- _AIM_
Copy each line in which the string "elaboren" occurs.

- _TASK INPUT_
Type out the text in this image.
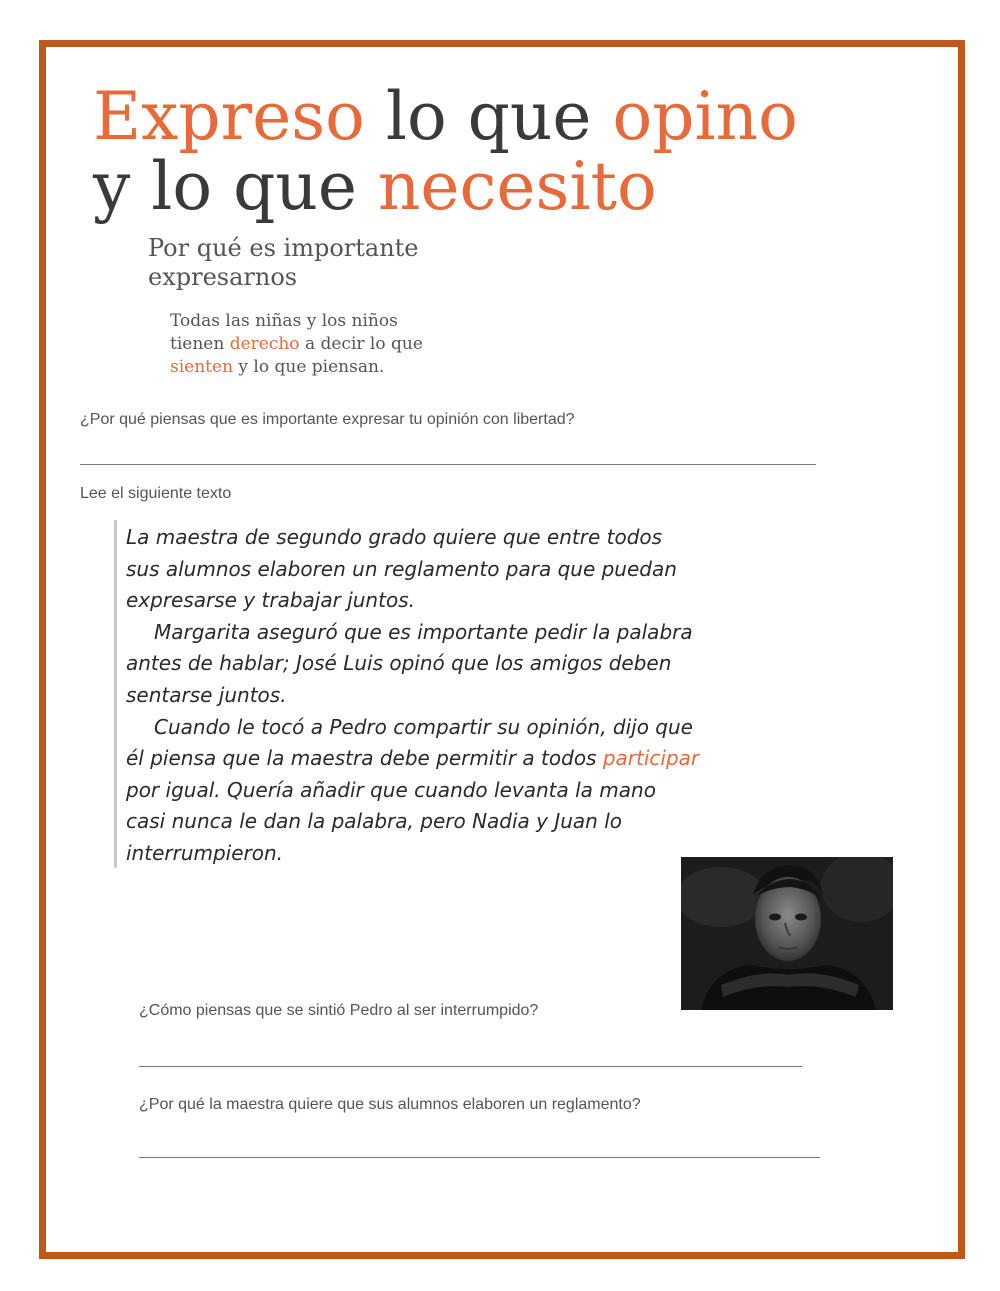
Expreso lo que opino
y lo que necesito
Por qué es importante
expresarnos
Todas las niñas y los niños
tienen derecho a decir lo que
sienten y lo que piensan.
¿Por qué piensas que es importante expresar tu opinión con libertad?
Lee el siguiente texto

La maestra de segundo grado quiere que entre todos

sus alumnos elaboren un reglamento para que puedan

expresarse y trabajar juntos.

Margarita aseguró que es importante pedir la palabra

antes de hablar; José Luis opinó que los amigos deben

sentarse juntos.

Cuando le tocó a Pedro compartir su opinión, dijo que

él piensa que la maestra debe permitir a todos participar

por igual. Quería añadir que cuando levanta la mano

casi nunca le dan la palabra, pero Nadia y Juan lo

interrumpieron.

¿Cómo piensas que se sintió Pedro al ser interrumpido?
¿Por qué la maestra quiere que sus alumnos elaboren un reglamento?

- _RESPONSE FOR THIS EXERCISE_
sus alumnos elaboren un reglamento para que puedan
¿Por qué la maestra quiere que sus alumnos elaboren un reglamento?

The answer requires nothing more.